◆ OBJECTIVE
Reproduce the records below in full and without edits, omitting images.
***
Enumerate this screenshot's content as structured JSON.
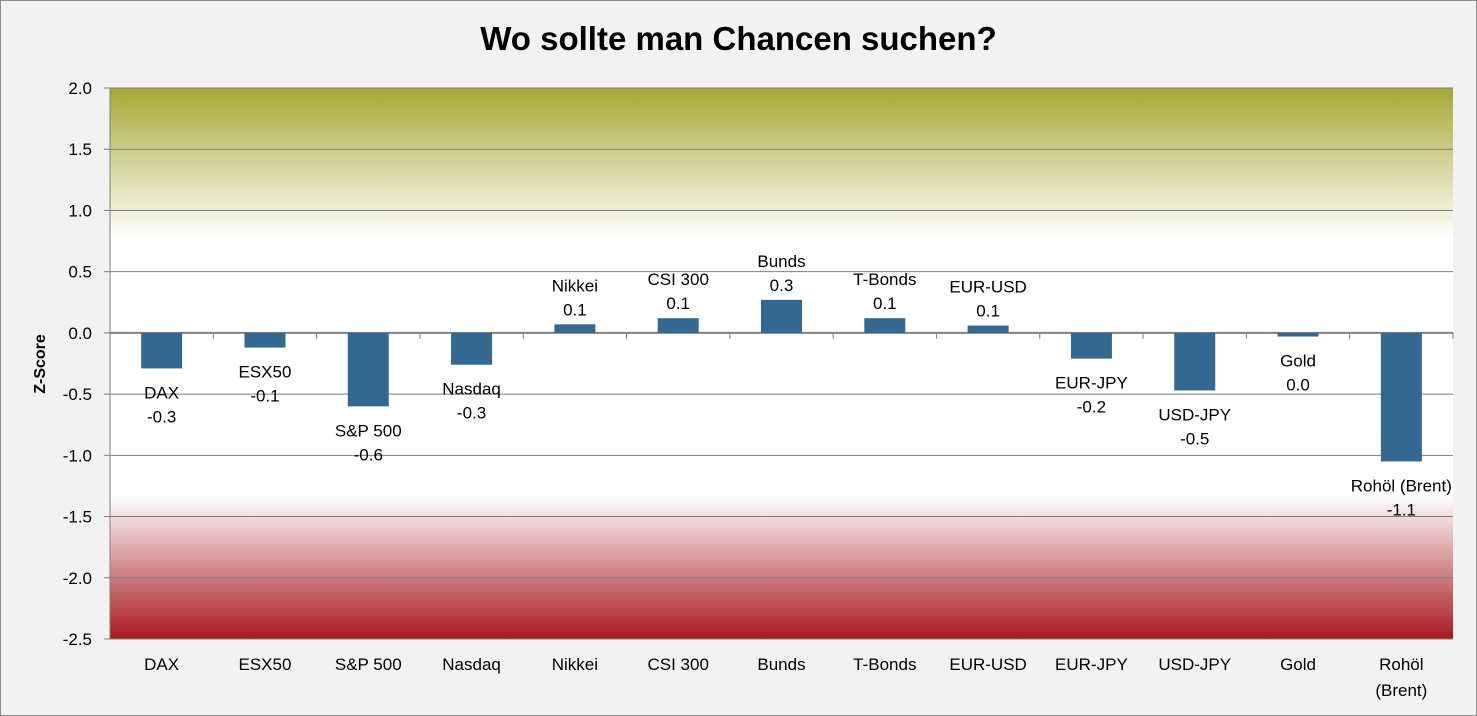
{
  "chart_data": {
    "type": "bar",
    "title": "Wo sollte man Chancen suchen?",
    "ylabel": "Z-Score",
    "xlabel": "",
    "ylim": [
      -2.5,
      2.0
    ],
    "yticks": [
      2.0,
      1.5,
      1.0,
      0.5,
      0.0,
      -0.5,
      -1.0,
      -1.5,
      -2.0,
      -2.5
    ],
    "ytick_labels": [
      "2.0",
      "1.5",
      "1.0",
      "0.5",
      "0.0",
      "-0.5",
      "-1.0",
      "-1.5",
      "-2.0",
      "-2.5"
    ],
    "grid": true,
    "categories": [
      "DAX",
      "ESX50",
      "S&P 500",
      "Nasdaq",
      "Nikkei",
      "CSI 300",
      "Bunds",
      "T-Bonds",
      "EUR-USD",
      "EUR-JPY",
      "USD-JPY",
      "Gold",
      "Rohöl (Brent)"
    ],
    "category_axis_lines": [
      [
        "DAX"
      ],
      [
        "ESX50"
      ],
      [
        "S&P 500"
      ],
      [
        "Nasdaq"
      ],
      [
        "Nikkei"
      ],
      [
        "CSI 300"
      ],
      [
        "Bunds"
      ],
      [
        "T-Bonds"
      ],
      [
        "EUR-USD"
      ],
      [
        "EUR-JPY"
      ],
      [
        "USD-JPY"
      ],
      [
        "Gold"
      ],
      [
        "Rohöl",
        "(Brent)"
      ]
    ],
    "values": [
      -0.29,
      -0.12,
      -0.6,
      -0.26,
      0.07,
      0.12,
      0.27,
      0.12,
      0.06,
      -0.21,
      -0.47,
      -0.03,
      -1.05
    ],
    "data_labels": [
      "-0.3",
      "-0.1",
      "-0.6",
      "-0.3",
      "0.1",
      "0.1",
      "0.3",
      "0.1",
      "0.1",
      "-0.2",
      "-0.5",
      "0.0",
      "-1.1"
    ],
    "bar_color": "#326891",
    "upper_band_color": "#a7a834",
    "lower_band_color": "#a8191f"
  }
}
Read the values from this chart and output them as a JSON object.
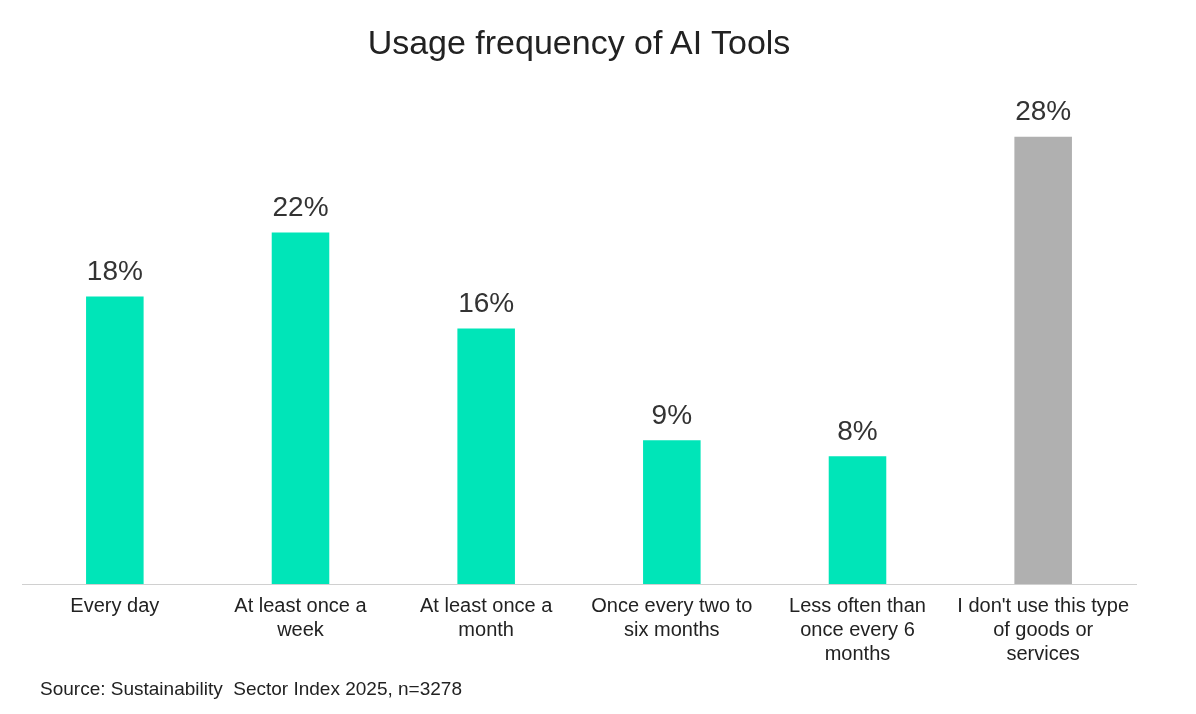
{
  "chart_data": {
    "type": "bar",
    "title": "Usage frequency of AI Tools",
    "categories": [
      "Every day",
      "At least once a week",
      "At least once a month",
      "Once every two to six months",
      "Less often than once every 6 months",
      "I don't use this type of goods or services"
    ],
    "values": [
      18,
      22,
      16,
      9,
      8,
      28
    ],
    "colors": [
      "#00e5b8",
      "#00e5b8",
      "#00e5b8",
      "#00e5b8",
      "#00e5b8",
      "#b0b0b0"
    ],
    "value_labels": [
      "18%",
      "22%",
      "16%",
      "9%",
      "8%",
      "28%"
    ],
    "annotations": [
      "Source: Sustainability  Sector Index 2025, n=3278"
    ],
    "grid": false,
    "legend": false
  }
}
***
◆ CORRECT RESULT
Enumerate this screenshot's content as structured JSON.
{
  "chart_data": {
    "type": "bar",
    "title": "Wo sollte man Chancen suchen?",
    "ylabel": "Z-Score",
    "xlabel": "",
    "ylim": [
      -2.5,
      2.0
    ],
    "yticks": [
      2.0,
      1.5,
      1.0,
      0.5,
      0.0,
      -0.5,
      -1.0,
      -1.5,
      -2.0,
      -2.5
    ],
    "ytick_labels": [
      "2.0",
      "1.5",
      "1.0",
      "0.5",
      "0.0",
      "-0.5",
      "-1.0",
      "-1.5",
      "-2.0",
      "-2.5"
    ],
    "grid": true,
    "categories": [
      "DAX",
      "ESX50",
      "S&P 500",
      "Nasdaq",
      "Nikkei",
      "CSI 300",
      "Bunds",
      "T-Bonds",
      "EUR-USD",
      "EUR-JPY",
      "USD-JPY",
      "Gold",
      "Rohöl (Brent)"
    ],
    "category_axis_lines": [
      [
        "DAX"
      ],
      [
        "ESX50"
      ],
      [
        "S&P 500"
      ],
      [
        "Nasdaq"
      ],
      [
        "Nikkei"
      ],
      [
        "CSI 300"
      ],
      [
        "Bunds"
      ],
      [
        "T-Bonds"
      ],
      [
        "EUR-USD"
      ],
      [
        "EUR-JPY"
      ],
      [
        "USD-JPY"
      ],
      [
        "Gold"
      ],
      [
        "Rohöl",
        "(Brent)"
      ]
    ],
    "values": [
      -0.29,
      -0.12,
      -0.6,
      -0.26,
      0.07,
      0.12,
      0.27,
      0.12,
      0.06,
      -0.21,
      -0.47,
      -0.03,
      -1.05
    ],
    "data_labels": [
      "-0.3",
      "-0.1",
      "-0.6",
      "-0.3",
      "0.1",
      "0.1",
      "0.3",
      "0.1",
      "0.1",
      "-0.2",
      "-0.5",
      "0.0",
      "-1.1"
    ],
    "bar_color": "#326891",
    "upper_band_color": "#a7a834",
    "lower_band_color": "#a8191f"
  }
}
Read the values from this chart and output them as a JSON object.
{
  "chart_data": {
    "type": "bar",
    "title": "Usage frequency of AI Tools",
    "categories": [
      "Every day",
      "At least once a week",
      "At least once a month",
      "Once every two to six months",
      "Less often than once every 6 months",
      "I don't use this type of goods or services"
    ],
    "values": [
      18,
      22,
      16,
      9,
      8,
      28
    ],
    "colors": [
      "#00e5b8",
      "#00e5b8",
      "#00e5b8",
      "#00e5b8",
      "#00e5b8",
      "#b0b0b0"
    ],
    "value_labels": [
      "18%",
      "22%",
      "16%",
      "9%",
      "8%",
      "28%"
    ],
    "annotations": [
      "Source: Sustainability  Sector Index 2025, n=3278"
    ],
    "grid": false,
    "legend": false
  }
}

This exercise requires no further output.